:: DATA SECTION ::
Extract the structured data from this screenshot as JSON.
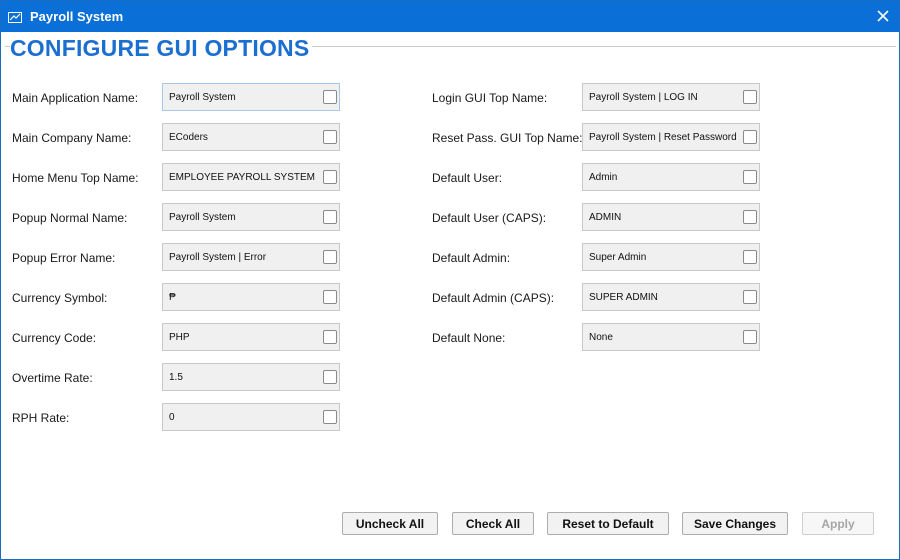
{
  "window": {
    "title": "Payroll System"
  },
  "page": {
    "heading": "CONFIGURE GUI OPTIONS"
  },
  "left_fields": [
    {
      "label": "Main Application Name:",
      "value": "Payroll System"
    },
    {
      "label": "Main Company Name:",
      "value": "ECoders"
    },
    {
      "label": "Home Menu Top Name:",
      "value": "EMPLOYEE PAYROLL SYSTEM"
    },
    {
      "label": "Popup Normal Name:",
      "value": "Payroll System"
    },
    {
      "label": "Popup Error Name:",
      "value": "Payroll System | Error"
    },
    {
      "label": "Currency Symbol:",
      "value": "₱"
    },
    {
      "label": "Currency Code:",
      "value": "PHP"
    },
    {
      "label": "Overtime Rate:",
      "value": "1.5"
    },
    {
      "label": "RPH Rate:",
      "value": "0"
    }
  ],
  "right_fields": [
    {
      "label": "Login GUI Top Name:",
      "value": "Payroll System | LOG IN"
    },
    {
      "label": "Reset Pass. GUI Top Name:",
      "value": "Payroll System | Reset Password"
    },
    {
      "label": "Default User:",
      "value": "Admin"
    },
    {
      "label": "Default User (CAPS):",
      "value": "ADMIN"
    },
    {
      "label": "Default Admin:",
      "value": "Super Admin"
    },
    {
      "label": "Default Admin (CAPS):",
      "value": "SUPER ADMIN"
    },
    {
      "label": "Default None:",
      "value": "None"
    }
  ],
  "buttons": {
    "uncheck_all": "Uncheck All",
    "check_all": "Check All",
    "reset_default": "Reset to Default",
    "save_changes": "Save Changes",
    "apply": "Apply"
  },
  "colors": {
    "titlebar": "#0a6fd6",
    "heading": "#1b6fd0"
  },
  "icons": {
    "app": "payroll-app-icon",
    "close": "close-icon",
    "checkbox": "checkbox-unchecked"
  }
}
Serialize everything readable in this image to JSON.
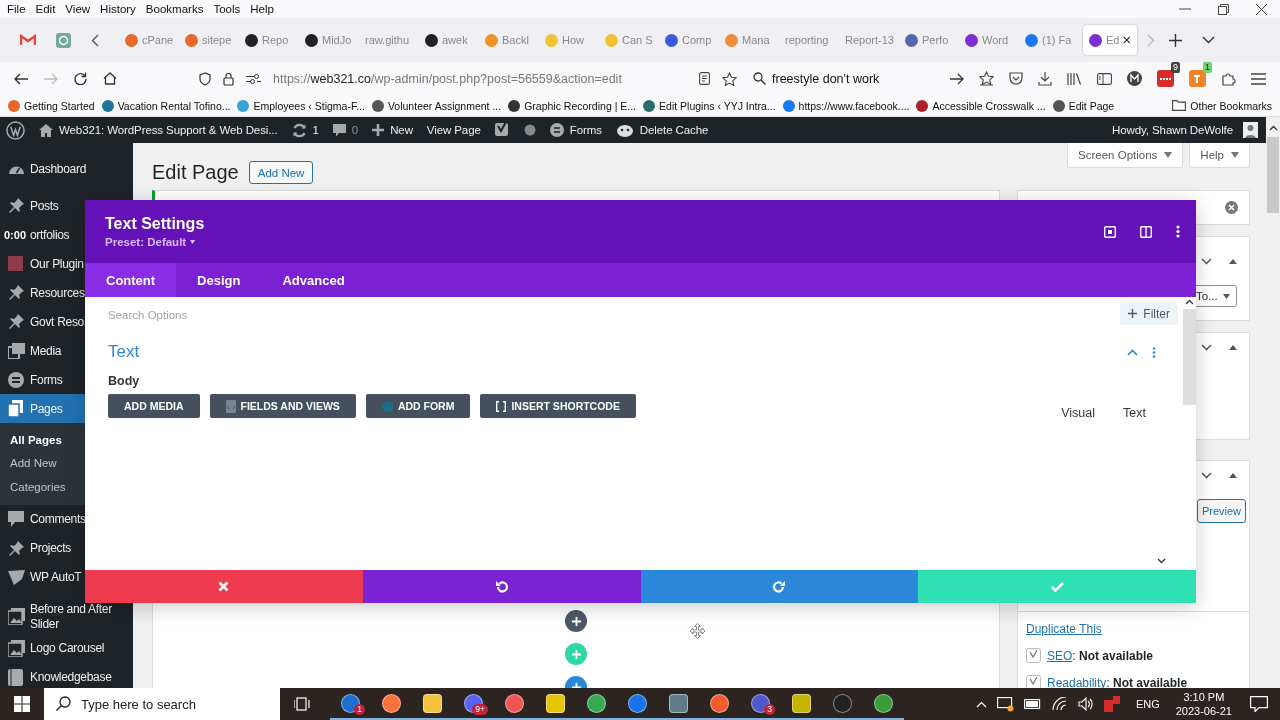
{
  "menu_bar": [
    "File",
    "Edit",
    "View",
    "History",
    "Bookmarks",
    "Tools",
    "Help"
  ],
  "tabs": [
    {
      "label": "cPane",
      "selected": false
    },
    {
      "label": "sitepe",
      "selected": false
    },
    {
      "label": "Repo",
      "selected": false
    },
    {
      "label": "MidJo",
      "selected": false
    },
    {
      "label": "raw.githu",
      "selected": false
    },
    {
      "label": "awek",
      "selected": false
    },
    {
      "label": "Backl",
      "selected": false
    },
    {
      "label": "How",
      "selected": false
    },
    {
      "label": "Can S",
      "selected": false
    },
    {
      "label": "Comp",
      "selected": false
    },
    {
      "label": "Mana",
      "selected": false
    },
    {
      "label": "reporting",
      "selected": false
    },
    {
      "label": "Report-13",
      "selected": false
    },
    {
      "label": "Perfo",
      "selected": false
    },
    {
      "label": "Word",
      "selected": false
    },
    {
      "label": "(1) Fa",
      "selected": false
    },
    {
      "label": "Ed",
      "selected": true
    }
  ],
  "address_bar": {
    "scheme": "https://",
    "domain": "web321.co",
    "path": "/wp-admin/post.php?post=56559&action=edit"
  },
  "search_field": {
    "value": "freestyle don't work"
  },
  "extension_badges": [
    "9",
    "1"
  ],
  "bookmarks": [
    "Getting Started",
    "Vacation Rental Tofino...",
    "Employees ‹ Stigma-F...",
    "Volunteer Assignment ...",
    "Graphic Recording | E...",
    "Edit Plugins ‹ YYJ Intra...",
    "https://www.facebook....",
    "Accessible Crosswalk ...",
    "Edit Page"
  ],
  "other_bookmarks": "Other Bookmarks",
  "admin_bar": {
    "site": "Web321: WordPress Support & Web Desi...",
    "updates": "1",
    "comments": "0",
    "new": "New",
    "view_page": "View Page",
    "forms": "Forms",
    "delete_cache": "Delete Cache",
    "howdy": "Howdy, Shawn DeWolfe"
  },
  "sidebar": {
    "items": [
      {
        "label": "Dashboard",
        "selected": false
      },
      {
        "label": "Posts",
        "selected": false
      },
      {
        "label": "ortfolios",
        "selected": false,
        "overlay": "0:00"
      },
      {
        "label": "Our Plugin",
        "selected": false
      },
      {
        "label": "Resources",
        "selected": false
      },
      {
        "label": "Govt Reso",
        "selected": false
      },
      {
        "label": "Media",
        "selected": false
      },
      {
        "label": "Forms",
        "selected": false
      },
      {
        "label": "Pages",
        "selected": true,
        "children": [
          {
            "label": "All Pages",
            "selected": true
          },
          {
            "label": "Add New",
            "selected": false
          },
          {
            "label": "Categories",
            "selected": false
          }
        ]
      },
      {
        "label": "Comments",
        "selected": false
      },
      {
        "label": "Projects",
        "selected": false
      },
      {
        "label": "WP AutoT",
        "selected": false
      },
      {
        "label": "Before and After Slider",
        "selected": false
      },
      {
        "label": "Logo Carousel",
        "selected": false
      },
      {
        "label": "Knowledgebase",
        "selected": false
      }
    ]
  },
  "page": {
    "title": "Edit Page",
    "add_new": "Add New",
    "screen_options": "Screen Options",
    "help": "Help"
  },
  "side_panel": {
    "select_value": "To...",
    "preview": "Preview",
    "duplicate": "Duplicate This",
    "statuses": [
      {
        "link": "SEO",
        "text": ": **Not available**"
      },
      {
        "link": "Readability",
        "text": ": **Not available**"
      }
    ]
  },
  "modal": {
    "title": "Text Settings",
    "preset": "Preset: Default",
    "tabs": [
      {
        "label": "Content",
        "selected": true
      },
      {
        "label": "Design",
        "selected": false
      },
      {
        "label": "Advanced",
        "selected": false
      }
    ],
    "search_placeholder": "Search Options",
    "filter": "Filter",
    "section": {
      "title": "Text",
      "expanded": true
    },
    "field_label": "Body",
    "editor_buttons": [
      "ADD MEDIA",
      "FIELDS AND VIEWS",
      "ADD FORM",
      "INSERT SHORTCODE"
    ],
    "editor_tabs": [
      "Visual",
      "Text"
    ]
  },
  "taskbar": {
    "search_placeholder": "Type here to search",
    "apps": [
      {
        "badge": "1",
        "running": true
      },
      {
        "running": true
      },
      {
        "running": true
      },
      {
        "badge": "9+",
        "running": true
      },
      {
        "running": true
      },
      {
        "running": true
      },
      {
        "running": true
      },
      {
        "running": true
      },
      {
        "running": true
      },
      {
        "running": true
      },
      {
        "badge": "3",
        "running": true
      },
      {
        "running": true
      },
      {
        "running": true
      },
      {
        "running": true
      }
    ]
  },
  "tray": {
    "language": "ENG",
    "time": "3:10 PM",
    "date": "2023-06-21"
  }
}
:::
From the material, report only how many lines include the word "Default".

● THE ANSWER:
7